## Exercise
The records below must be copied in full; omit the images.

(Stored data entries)
+ + + +
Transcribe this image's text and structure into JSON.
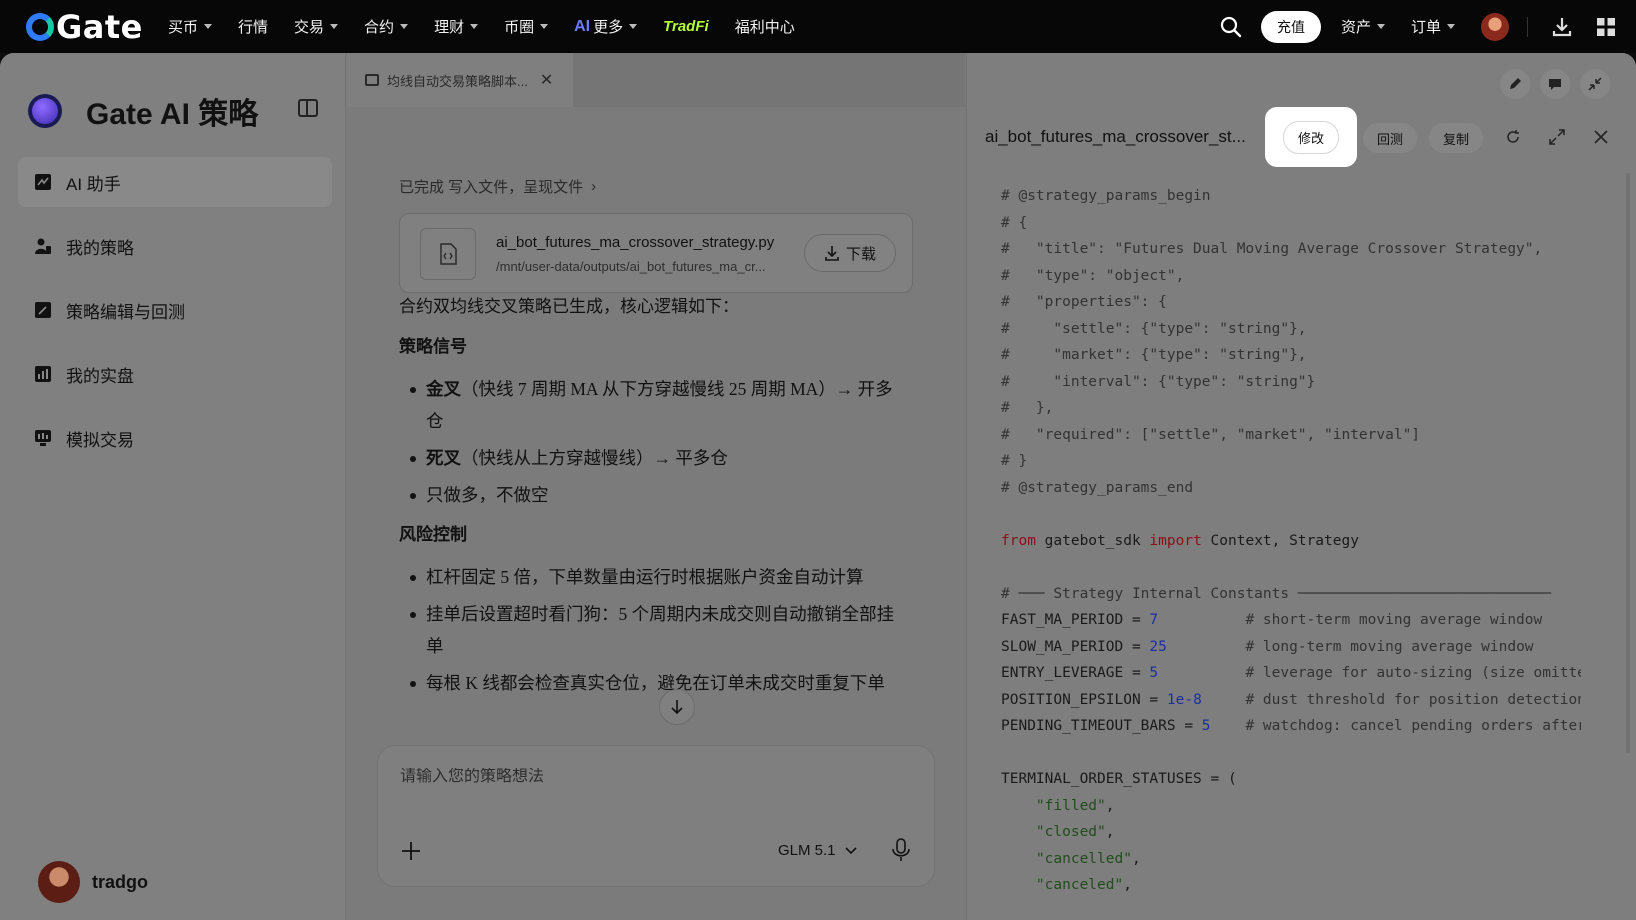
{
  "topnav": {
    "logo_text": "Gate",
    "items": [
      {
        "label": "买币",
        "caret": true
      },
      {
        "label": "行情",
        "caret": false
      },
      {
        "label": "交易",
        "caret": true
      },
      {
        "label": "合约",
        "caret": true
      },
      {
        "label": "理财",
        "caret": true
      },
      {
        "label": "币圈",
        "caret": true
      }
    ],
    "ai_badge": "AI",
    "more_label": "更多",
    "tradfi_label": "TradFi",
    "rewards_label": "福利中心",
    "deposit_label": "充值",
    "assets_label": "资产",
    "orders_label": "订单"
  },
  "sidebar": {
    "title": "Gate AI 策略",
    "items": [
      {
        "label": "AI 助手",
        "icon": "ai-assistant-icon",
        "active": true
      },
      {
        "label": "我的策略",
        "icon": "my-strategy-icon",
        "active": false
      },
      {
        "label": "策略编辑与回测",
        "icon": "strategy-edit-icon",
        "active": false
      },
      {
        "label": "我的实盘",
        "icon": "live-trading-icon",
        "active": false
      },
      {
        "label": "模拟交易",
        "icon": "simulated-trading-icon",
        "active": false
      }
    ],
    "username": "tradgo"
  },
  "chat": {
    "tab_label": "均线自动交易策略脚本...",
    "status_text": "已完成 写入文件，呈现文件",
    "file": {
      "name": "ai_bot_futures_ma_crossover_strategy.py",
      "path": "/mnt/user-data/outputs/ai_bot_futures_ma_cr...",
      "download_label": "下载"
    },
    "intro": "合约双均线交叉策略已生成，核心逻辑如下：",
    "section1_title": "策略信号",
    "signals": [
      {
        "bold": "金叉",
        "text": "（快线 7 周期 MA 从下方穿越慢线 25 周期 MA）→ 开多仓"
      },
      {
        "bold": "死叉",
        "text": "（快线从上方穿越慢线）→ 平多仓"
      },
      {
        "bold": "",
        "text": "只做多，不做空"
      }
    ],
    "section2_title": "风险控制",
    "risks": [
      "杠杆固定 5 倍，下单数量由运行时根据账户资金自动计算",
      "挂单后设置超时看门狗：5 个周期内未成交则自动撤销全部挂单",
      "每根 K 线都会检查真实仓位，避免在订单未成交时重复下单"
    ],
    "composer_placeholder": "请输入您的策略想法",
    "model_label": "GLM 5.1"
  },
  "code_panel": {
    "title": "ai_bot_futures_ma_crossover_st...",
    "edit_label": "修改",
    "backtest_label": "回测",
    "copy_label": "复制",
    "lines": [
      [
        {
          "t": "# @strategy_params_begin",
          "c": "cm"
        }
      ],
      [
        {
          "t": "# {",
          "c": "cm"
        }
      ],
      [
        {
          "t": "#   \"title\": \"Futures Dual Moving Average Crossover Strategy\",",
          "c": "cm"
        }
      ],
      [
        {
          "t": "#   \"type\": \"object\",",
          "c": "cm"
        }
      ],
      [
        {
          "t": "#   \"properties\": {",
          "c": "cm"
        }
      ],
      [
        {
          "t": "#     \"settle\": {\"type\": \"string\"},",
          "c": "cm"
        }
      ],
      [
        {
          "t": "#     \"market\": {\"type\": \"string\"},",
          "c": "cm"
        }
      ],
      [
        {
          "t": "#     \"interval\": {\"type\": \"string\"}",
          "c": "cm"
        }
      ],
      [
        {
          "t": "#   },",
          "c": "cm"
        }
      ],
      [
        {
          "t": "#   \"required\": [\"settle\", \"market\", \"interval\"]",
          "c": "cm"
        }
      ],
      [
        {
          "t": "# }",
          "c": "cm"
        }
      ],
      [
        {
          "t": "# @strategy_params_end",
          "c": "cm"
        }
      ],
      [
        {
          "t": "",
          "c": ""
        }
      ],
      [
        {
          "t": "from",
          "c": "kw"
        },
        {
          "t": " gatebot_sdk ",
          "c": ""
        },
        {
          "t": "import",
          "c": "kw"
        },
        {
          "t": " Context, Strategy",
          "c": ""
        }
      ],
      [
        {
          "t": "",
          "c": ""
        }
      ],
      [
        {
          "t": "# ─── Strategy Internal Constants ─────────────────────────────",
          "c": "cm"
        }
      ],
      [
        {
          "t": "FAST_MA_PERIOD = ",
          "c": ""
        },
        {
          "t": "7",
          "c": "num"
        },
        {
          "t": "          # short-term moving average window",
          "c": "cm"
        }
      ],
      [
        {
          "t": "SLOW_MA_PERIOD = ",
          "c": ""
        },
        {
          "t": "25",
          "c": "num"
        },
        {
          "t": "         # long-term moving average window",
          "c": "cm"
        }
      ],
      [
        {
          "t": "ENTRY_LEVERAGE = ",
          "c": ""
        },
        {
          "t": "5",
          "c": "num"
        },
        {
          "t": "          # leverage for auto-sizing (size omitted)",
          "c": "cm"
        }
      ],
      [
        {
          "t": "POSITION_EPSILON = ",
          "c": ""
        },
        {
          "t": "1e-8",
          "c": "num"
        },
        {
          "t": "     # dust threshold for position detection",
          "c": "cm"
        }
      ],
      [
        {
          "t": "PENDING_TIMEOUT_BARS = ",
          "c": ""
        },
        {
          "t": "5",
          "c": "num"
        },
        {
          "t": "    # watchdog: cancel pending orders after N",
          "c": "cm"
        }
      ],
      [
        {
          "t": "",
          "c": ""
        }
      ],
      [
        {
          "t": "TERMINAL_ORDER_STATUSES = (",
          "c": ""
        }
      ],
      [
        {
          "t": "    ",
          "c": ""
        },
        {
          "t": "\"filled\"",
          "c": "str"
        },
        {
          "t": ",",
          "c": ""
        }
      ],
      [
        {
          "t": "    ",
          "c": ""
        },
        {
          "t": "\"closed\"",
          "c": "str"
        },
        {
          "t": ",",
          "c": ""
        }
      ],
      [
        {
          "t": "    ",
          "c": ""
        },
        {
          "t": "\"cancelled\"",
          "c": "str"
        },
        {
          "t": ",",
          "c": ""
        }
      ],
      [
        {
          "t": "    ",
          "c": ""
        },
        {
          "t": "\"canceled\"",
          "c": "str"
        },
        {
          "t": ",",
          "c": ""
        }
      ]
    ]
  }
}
+ + + +
## Written solution
Transcribe this image's text and structure into JSON.
{
  "topnav": {
    "logo_text": "Gate",
    "items": [
      {
        "label": "买币",
        "caret": true
      },
      {
        "label": "行情",
        "caret": false
      },
      {
        "label": "交易",
        "caret": true
      },
      {
        "label": "合约",
        "caret": true
      },
      {
        "label": "理财",
        "caret": true
      },
      {
        "label": "币圈",
        "caret": true
      }
    ],
    "ai_badge": "AI",
    "more_label": "更多",
    "tradfi_label": "TradFi",
    "rewards_label": "福利中心",
    "deposit_label": "充值",
    "assets_label": "资产",
    "orders_label": "订单"
  },
  "sidebar": {
    "title": "Gate AI 策略",
    "items": [
      {
        "label": "AI 助手",
        "icon": "ai-assistant-icon",
        "active": true
      },
      {
        "label": "我的策略",
        "icon": "my-strategy-icon",
        "active": false
      },
      {
        "label": "策略编辑与回测",
        "icon": "strategy-edit-icon",
        "active": false
      },
      {
        "label": "我的实盘",
        "icon": "live-trading-icon",
        "active": false
      },
      {
        "label": "模拟交易",
        "icon": "simulated-trading-icon",
        "active": false
      }
    ],
    "username": "tradgo"
  },
  "chat": {
    "tab_label": "均线自动交易策略脚本...",
    "status_text": "已完成 写入文件，呈现文件",
    "file": {
      "name": "ai_bot_futures_ma_crossover_strategy.py",
      "path": "/mnt/user-data/outputs/ai_bot_futures_ma_cr...",
      "download_label": "下载"
    },
    "intro": "合约双均线交叉策略已生成，核心逻辑如下：",
    "section1_title": "策略信号",
    "signals": [
      {
        "bold": "金叉",
        "text": "（快线 7 周期 MA 从下方穿越慢线 25 周期 MA）→ 开多仓"
      },
      {
        "bold": "死叉",
        "text": "（快线从上方穿越慢线）→ 平多仓"
      },
      {
        "bold": "",
        "text": "只做多，不做空"
      }
    ],
    "section2_title": "风险控制",
    "risks": [
      "杠杆固定 5 倍，下单数量由运行时根据账户资金自动计算",
      "挂单后设置超时看门狗：5 个周期内未成交则自动撤销全部挂单",
      "每根 K 线都会检查真实仓位，避免在订单未成交时重复下单"
    ],
    "composer_placeholder": "请输入您的策略想法",
    "model_label": "GLM 5.1"
  },
  "code_panel": {
    "title": "ai_bot_futures_ma_crossover_st...",
    "edit_label": "修改",
    "backtest_label": "回测",
    "copy_label": "复制",
    "lines": [
      [
        {
          "t": "# @strategy_params_begin",
          "c": "cm"
        }
      ],
      [
        {
          "t": "# {",
          "c": "cm"
        }
      ],
      [
        {
          "t": "#   \"title\": \"Futures Dual Moving Average Crossover Strategy\",",
          "c": "cm"
        }
      ],
      [
        {
          "t": "#   \"type\": \"object\",",
          "c": "cm"
        }
      ],
      [
        {
          "t": "#   \"properties\": {",
          "c": "cm"
        }
      ],
      [
        {
          "t": "#     \"settle\": {\"type\": \"string\"},",
          "c": "cm"
        }
      ],
      [
        {
          "t": "#     \"market\": {\"type\": \"string\"},",
          "c": "cm"
        }
      ],
      [
        {
          "t": "#     \"interval\": {\"type\": \"string\"}",
          "c": "cm"
        }
      ],
      [
        {
          "t": "#   },",
          "c": "cm"
        }
      ],
      [
        {
          "t": "#   \"required\": [\"settle\", \"market\", \"interval\"]",
          "c": "cm"
        }
      ],
      [
        {
          "t": "# }",
          "c": "cm"
        }
      ],
      [
        {
          "t": "# @strategy_params_end",
          "c": "cm"
        }
      ],
      [
        {
          "t": "",
          "c": ""
        }
      ],
      [
        {
          "t": "from",
          "c": "kw"
        },
        {
          "t": " gatebot_sdk ",
          "c": ""
        },
        {
          "t": "import",
          "c": "kw"
        },
        {
          "t": " Context, Strategy",
          "c": ""
        }
      ],
      [
        {
          "t": "",
          "c": ""
        }
      ],
      [
        {
          "t": "# ─── Strategy Internal Constants ─────────────────────────────",
          "c": "cm"
        }
      ],
      [
        {
          "t": "FAST_MA_PERIOD = ",
          "c": ""
        },
        {
          "t": "7",
          "c": "num"
        },
        {
          "t": "          # short-term moving average window",
          "c": "cm"
        }
      ],
      [
        {
          "t": "SLOW_MA_PERIOD = ",
          "c": ""
        },
        {
          "t": "25",
          "c": "num"
        },
        {
          "t": "         # long-term moving average window",
          "c": "cm"
        }
      ],
      [
        {
          "t": "ENTRY_LEVERAGE = ",
          "c": ""
        },
        {
          "t": "5",
          "c": "num"
        },
        {
          "t": "          # leverage for auto-sizing (size omitted)",
          "c": "cm"
        }
      ],
      [
        {
          "t": "POSITION_EPSILON = ",
          "c": ""
        },
        {
          "t": "1e-8",
          "c": "num"
        },
        {
          "t": "     # dust threshold for position detection",
          "c": "cm"
        }
      ],
      [
        {
          "t": "PENDING_TIMEOUT_BARS = ",
          "c": ""
        },
        {
          "t": "5",
          "c": "num"
        },
        {
          "t": "    # watchdog: cancel pending orders after N",
          "c": "cm"
        }
      ],
      [
        {
          "t": "",
          "c": ""
        }
      ],
      [
        {
          "t": "TERMINAL_ORDER_STATUSES = (",
          "c": ""
        }
      ],
      [
        {
          "t": "    ",
          "c": ""
        },
        {
          "t": "\"filled\"",
          "c": "str"
        },
        {
          "t": ",",
          "c": ""
        }
      ],
      [
        {
          "t": "    ",
          "c": ""
        },
        {
          "t": "\"closed\"",
          "c": "str"
        },
        {
          "t": ",",
          "c": ""
        }
      ],
      [
        {
          "t": "    ",
          "c": ""
        },
        {
          "t": "\"cancelled\"",
          "c": "str"
        },
        {
          "t": ",",
          "c": ""
        }
      ],
      [
        {
          "t": "    ",
          "c": ""
        },
        {
          "t": "\"canceled\"",
          "c": "str"
        },
        {
          "t": ",",
          "c": ""
        }
      ]
    ]
  }
}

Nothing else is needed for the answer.